[Saved entries]
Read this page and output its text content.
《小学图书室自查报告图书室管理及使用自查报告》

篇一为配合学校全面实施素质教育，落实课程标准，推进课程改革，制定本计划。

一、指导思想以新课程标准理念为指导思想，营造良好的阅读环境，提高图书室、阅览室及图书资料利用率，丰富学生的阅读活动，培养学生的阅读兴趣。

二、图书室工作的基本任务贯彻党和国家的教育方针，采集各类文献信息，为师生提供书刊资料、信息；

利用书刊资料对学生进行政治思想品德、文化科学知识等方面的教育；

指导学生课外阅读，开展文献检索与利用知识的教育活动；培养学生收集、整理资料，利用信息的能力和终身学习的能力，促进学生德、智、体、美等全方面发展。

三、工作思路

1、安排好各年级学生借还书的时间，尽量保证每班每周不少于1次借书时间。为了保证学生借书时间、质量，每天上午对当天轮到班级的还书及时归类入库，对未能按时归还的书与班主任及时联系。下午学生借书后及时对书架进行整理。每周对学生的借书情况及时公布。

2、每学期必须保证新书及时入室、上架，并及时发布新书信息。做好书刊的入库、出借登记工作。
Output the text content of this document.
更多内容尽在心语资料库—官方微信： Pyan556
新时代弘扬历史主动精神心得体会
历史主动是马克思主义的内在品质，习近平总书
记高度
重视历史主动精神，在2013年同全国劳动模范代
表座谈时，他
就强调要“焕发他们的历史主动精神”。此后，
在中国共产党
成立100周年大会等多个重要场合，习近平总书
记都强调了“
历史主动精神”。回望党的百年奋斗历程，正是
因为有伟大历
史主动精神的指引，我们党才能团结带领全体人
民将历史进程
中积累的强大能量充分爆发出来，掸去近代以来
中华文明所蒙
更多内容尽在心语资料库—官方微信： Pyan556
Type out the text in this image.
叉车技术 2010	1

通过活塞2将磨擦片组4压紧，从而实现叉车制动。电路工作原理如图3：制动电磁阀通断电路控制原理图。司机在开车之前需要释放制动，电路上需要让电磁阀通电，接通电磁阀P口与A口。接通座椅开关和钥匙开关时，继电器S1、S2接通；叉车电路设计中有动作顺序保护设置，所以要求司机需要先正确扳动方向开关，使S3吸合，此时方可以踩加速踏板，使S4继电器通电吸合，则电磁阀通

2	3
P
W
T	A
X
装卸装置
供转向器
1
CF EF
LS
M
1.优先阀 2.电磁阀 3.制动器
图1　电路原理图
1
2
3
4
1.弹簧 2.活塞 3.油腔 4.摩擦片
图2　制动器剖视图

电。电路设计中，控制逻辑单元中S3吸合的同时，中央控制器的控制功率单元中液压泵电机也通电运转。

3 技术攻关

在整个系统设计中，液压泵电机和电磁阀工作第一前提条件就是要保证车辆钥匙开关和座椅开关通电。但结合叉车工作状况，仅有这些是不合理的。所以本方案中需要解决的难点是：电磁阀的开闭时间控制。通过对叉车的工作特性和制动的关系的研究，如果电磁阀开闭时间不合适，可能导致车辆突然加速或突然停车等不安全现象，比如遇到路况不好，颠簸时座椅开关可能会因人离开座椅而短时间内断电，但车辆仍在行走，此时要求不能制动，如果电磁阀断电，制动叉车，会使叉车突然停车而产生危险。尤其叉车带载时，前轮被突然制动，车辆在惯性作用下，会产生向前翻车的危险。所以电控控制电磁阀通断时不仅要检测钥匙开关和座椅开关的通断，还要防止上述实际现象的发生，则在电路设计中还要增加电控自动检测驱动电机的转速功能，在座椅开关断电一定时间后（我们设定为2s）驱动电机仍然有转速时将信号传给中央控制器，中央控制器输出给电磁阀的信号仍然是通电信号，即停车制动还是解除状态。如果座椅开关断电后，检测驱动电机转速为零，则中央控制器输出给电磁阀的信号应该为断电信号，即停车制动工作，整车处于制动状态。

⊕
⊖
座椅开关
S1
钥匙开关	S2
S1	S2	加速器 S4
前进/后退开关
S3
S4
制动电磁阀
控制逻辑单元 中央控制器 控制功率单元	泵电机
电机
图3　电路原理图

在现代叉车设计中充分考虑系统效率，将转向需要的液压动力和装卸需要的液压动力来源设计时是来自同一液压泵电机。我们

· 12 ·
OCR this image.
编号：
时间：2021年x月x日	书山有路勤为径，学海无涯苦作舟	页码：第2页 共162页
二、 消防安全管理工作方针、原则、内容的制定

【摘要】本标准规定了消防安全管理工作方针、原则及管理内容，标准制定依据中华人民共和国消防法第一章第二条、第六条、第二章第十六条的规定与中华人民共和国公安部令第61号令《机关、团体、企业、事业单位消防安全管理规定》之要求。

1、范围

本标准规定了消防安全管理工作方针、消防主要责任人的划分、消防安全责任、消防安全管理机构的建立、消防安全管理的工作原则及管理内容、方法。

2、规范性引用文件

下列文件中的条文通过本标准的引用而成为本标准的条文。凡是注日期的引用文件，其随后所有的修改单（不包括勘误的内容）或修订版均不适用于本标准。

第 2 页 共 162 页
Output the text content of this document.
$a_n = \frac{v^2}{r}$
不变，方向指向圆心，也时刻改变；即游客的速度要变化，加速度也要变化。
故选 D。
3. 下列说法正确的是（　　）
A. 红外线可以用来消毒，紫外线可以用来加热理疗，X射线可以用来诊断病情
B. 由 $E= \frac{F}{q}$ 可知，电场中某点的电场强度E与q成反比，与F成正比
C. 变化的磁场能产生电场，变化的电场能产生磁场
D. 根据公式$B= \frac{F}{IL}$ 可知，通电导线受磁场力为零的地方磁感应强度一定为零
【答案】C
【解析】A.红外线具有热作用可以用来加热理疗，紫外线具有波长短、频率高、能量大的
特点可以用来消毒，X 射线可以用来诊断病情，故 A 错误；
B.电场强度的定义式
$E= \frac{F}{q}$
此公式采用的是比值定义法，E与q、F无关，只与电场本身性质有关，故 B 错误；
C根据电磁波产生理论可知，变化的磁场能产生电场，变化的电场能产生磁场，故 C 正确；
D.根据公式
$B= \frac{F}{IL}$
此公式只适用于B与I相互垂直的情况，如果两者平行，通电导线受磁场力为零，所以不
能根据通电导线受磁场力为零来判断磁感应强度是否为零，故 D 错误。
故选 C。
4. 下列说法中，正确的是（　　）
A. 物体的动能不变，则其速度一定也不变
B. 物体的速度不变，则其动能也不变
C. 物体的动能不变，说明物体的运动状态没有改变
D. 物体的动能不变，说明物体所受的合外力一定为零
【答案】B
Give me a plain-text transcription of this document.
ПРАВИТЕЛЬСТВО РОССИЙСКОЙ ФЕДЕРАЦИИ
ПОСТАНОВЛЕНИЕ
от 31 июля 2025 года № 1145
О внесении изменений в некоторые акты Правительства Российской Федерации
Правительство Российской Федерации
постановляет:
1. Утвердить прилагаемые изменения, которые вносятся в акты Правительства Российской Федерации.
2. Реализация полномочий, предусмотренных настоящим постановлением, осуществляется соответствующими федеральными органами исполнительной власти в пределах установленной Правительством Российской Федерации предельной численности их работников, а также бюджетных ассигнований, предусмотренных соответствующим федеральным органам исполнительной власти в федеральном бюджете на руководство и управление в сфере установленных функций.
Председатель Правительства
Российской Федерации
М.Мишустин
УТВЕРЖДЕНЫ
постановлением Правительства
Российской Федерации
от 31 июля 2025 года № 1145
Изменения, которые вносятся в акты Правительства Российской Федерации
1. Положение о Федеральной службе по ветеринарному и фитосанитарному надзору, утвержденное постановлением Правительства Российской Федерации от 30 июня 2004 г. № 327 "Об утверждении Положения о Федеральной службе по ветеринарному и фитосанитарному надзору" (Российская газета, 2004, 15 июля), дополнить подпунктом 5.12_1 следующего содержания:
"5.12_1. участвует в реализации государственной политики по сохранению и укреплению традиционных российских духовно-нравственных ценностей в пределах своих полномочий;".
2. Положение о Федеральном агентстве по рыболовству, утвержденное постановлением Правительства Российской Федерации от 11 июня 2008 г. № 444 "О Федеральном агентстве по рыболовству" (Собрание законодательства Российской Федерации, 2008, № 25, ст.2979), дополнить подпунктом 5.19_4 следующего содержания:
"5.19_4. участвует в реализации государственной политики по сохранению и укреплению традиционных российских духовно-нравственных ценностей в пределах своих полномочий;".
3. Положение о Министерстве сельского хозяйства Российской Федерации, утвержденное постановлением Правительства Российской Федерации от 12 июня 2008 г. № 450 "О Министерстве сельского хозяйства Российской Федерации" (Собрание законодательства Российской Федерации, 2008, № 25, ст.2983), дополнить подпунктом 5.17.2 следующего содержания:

**Required work:**
Pick out and copy every line that contains the word "своих".

**Correct result:**
"5.12_1. участвует в реализации государственной политики по сохранению и укреплению традиционных российских духовно-нравственных ценностей в пределах своих полномочий;".
"5.19_4. участвует в реализации государственной политики по сохранению и укреплению традиционных российских духовно-нравственных ценностей в пределах своих полномочий;".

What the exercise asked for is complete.